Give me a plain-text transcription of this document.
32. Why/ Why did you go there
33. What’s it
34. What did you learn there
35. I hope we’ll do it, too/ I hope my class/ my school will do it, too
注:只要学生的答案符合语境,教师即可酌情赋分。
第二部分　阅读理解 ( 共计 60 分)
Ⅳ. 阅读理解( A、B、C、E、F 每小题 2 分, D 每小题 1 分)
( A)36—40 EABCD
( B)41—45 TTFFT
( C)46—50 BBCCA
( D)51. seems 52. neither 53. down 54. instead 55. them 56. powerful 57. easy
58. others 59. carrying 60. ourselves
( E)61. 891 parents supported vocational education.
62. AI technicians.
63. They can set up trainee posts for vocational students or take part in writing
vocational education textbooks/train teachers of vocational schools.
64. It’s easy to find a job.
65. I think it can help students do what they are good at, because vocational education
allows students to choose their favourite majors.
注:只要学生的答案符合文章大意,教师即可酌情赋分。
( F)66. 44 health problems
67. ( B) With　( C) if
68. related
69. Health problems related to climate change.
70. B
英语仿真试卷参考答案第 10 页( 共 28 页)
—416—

·····

What you should do: Copy out each line in the preceding records that contains "problems".

Result of this task:
( F)66. 44 health problems
69. Health problems related to climate change.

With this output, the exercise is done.